◆ Material for this exercise ◆
§ §
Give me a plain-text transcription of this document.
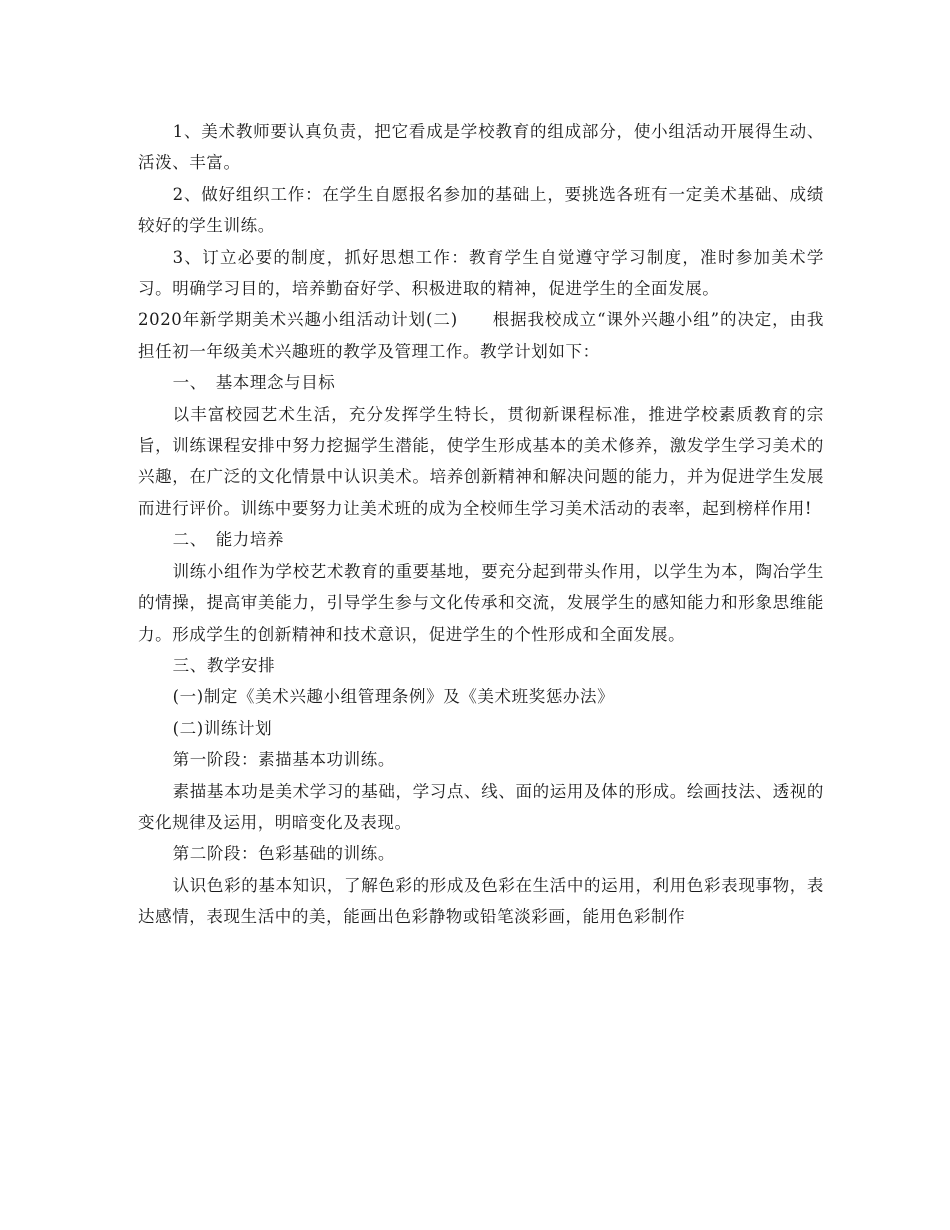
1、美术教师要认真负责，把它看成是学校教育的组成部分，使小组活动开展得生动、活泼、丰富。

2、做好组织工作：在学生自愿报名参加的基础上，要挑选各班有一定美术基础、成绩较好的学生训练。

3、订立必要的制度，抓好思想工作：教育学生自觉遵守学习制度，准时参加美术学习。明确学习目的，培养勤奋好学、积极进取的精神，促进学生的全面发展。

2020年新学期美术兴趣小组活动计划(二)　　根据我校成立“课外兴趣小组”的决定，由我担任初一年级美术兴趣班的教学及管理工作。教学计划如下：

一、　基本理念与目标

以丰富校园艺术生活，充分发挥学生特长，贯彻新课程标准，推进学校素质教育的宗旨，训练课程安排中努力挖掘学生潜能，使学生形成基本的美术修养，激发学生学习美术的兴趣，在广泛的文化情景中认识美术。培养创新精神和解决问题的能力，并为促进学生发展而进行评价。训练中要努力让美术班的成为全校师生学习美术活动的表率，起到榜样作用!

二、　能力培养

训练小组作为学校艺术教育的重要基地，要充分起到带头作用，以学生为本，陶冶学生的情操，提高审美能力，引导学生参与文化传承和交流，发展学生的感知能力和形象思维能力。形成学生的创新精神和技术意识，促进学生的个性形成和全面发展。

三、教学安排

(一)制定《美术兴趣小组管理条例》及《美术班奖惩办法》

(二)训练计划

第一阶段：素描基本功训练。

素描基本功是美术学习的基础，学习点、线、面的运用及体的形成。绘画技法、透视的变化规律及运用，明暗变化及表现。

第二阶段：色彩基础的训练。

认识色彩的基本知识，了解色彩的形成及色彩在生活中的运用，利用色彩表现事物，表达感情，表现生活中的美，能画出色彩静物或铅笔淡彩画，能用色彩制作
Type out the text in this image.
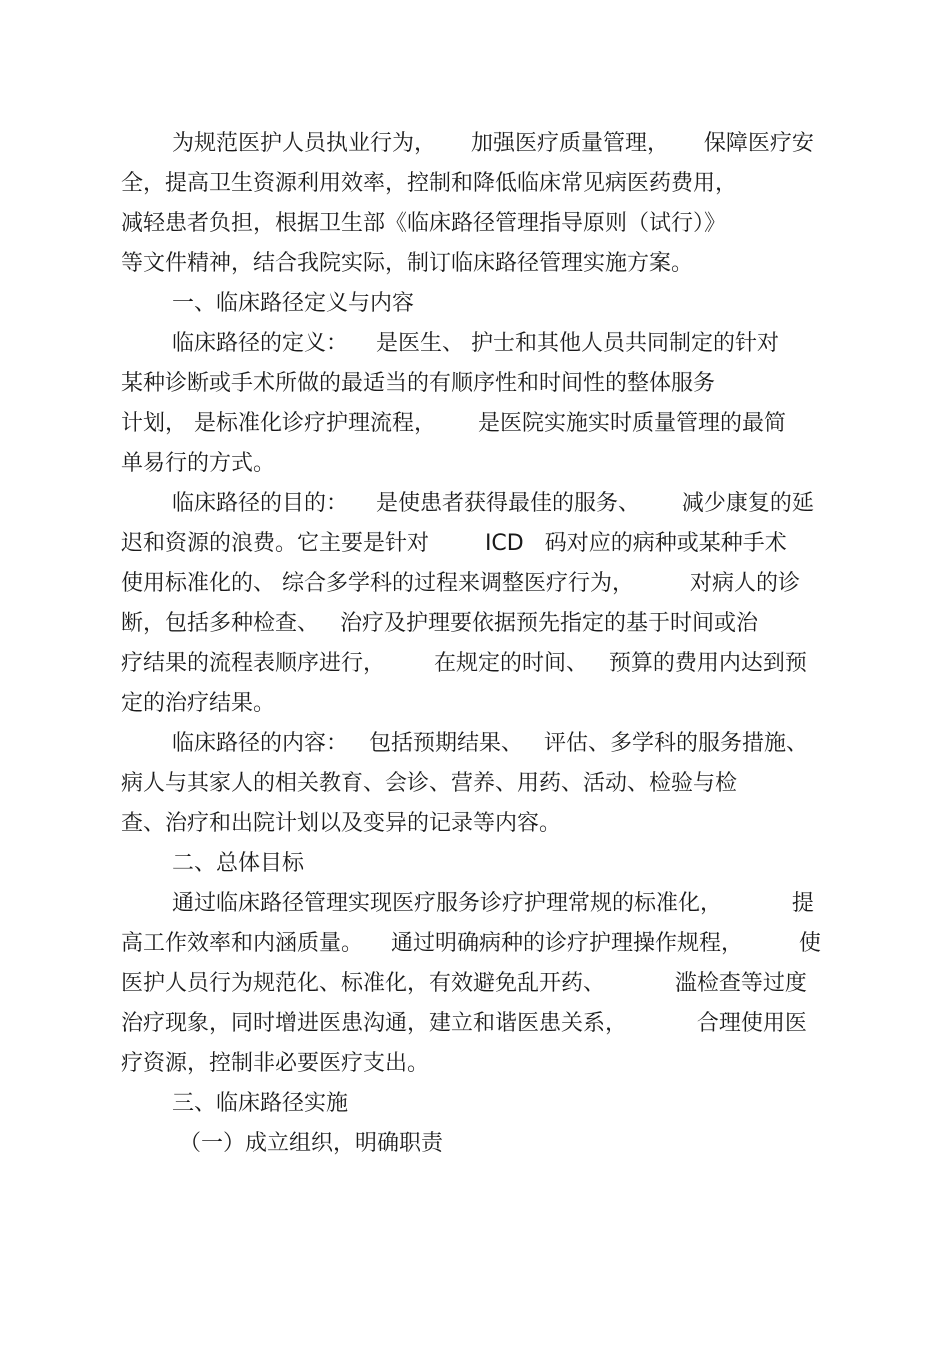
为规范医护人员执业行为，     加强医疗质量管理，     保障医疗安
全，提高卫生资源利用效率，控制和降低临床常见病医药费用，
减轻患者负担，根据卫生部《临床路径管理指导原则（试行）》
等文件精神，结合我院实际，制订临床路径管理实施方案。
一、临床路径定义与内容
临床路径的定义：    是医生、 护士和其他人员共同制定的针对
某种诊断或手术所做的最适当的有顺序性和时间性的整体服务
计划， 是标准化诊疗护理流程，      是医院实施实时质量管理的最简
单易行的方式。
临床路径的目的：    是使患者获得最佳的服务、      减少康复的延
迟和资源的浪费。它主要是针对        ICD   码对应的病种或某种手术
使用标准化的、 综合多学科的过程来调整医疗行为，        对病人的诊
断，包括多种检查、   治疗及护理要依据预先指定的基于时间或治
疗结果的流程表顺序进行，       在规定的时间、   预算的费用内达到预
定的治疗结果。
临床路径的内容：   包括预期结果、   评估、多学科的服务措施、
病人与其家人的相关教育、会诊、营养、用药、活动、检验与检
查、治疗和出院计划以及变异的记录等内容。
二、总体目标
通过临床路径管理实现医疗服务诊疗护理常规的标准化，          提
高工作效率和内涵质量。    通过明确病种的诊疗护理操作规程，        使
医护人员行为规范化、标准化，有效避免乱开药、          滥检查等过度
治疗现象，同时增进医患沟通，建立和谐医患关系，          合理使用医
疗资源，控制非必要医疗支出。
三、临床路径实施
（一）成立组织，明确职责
§ §
◆ Aim ◆
Your copy should match the records word for word, with the pictures removed.

◆ Complete response ◆
Give me a plain-text transcription of this document.
1、美术教师要认真负责，把它看成是学校教育的组成部分，使小组活动开展得生动、活泼、丰富。

2、做好组织工作：在学生自愿报名参加的基础上，要挑选各班有一定美术基础、成绩较好的学生训练。

3、订立必要的制度，抓好思想工作：教育学生自觉遵守学习制度，准时参加美术学习。明确学习目的，培养勤奋好学、积极进取的精神，促进学生的全面发展。

2020年新学期美术兴趣小组活动计划(二)　　根据我校成立“课外兴趣小组”的决定，由我担任初一年级美术兴趣班的教学及管理工作。教学计划如下：

一、　基本理念与目标

以丰富校园艺术生活，充分发挥学生特长，贯彻新课程标准，推进学校素质教育的宗旨，训练课程安排中努力挖掘学生潜能，使学生形成基本的美术修养，激发学生学习美术的兴趣，在广泛的文化情景中认识美术。培养创新精神和解决问题的能力，并为促进学生发展而进行评价。训练中要努力让美术班的成为全校师生学习美术活动的表率，起到榜样作用!

二、　能力培养

训练小组作为学校艺术教育的重要基地，要充分起到带头作用，以学生为本，陶冶学生的情操，提高审美能力，引导学生参与文化传承和交流，发展学生的感知能力和形象思维能力。形成学生的创新精神和技术意识，促进学生的个性形成和全面发展。

三、教学安排

(一)制定《美术兴趣小组管理条例》及《美术班奖惩办法》

(二)训练计划

第一阶段：素描基本功训练。

素描基本功是美术学习的基础，学习点、线、面的运用及体的形成。绘画技法、透视的变化规律及运用，明暗变化及表现。

第二阶段：色彩基础的训练。

认识色彩的基本知识，了解色彩的形成及色彩在生活中的运用，利用色彩表现事物，表达感情，表现生活中的美，能画出色彩静物或铅笔淡彩画，能用色彩制作
Type out the text in this image.
为规范医护人员执业行为，     加强医疗质量管理，     保障医疗安
全，提高卫生资源利用效率，控制和降低临床常见病医药费用，
减轻患者负担，根据卫生部《临床路径管理指导原则（试行）》
等文件精神，结合我院实际，制订临床路径管理实施方案。
一、临床路径定义与内容
临床路径的定义：    是医生、 护士和其他人员共同制定的针对
某种诊断或手术所做的最适当的有顺序性和时间性的整体服务
计划， 是标准化诊疗护理流程，      是医院实施实时质量管理的最简
单易行的方式。
临床路径的目的：    是使患者获得最佳的服务、      减少康复的延
迟和资源的浪费。它主要是针对        ICD   码对应的病种或某种手术
使用标准化的、 综合多学科的过程来调整医疗行为，        对病人的诊
断，包括多种检查、   治疗及护理要依据预先指定的基于时间或治
疗结果的流程表顺序进行，       在规定的时间、   预算的费用内达到预
定的治疗结果。
临床路径的内容：   包括预期结果、   评估、多学科的服务措施、
病人与其家人的相关教育、会诊、营养、用药、活动、检验与检
查、治疗和出院计划以及变异的记录等内容。
二、总体目标
通过临床路径管理实现医疗服务诊疗护理常规的标准化，          提
高工作效率和内涵质量。    通过明确病种的诊疗护理操作规程，        使
医护人员行为规范化、标准化，有效避免乱开药、          滥检查等过度
治疗现象，同时增进医患沟通，建立和谐医患关系，          合理使用医
疗资源，控制非必要医疗支出。
三、临床路径实施
（一）成立组织，明确职责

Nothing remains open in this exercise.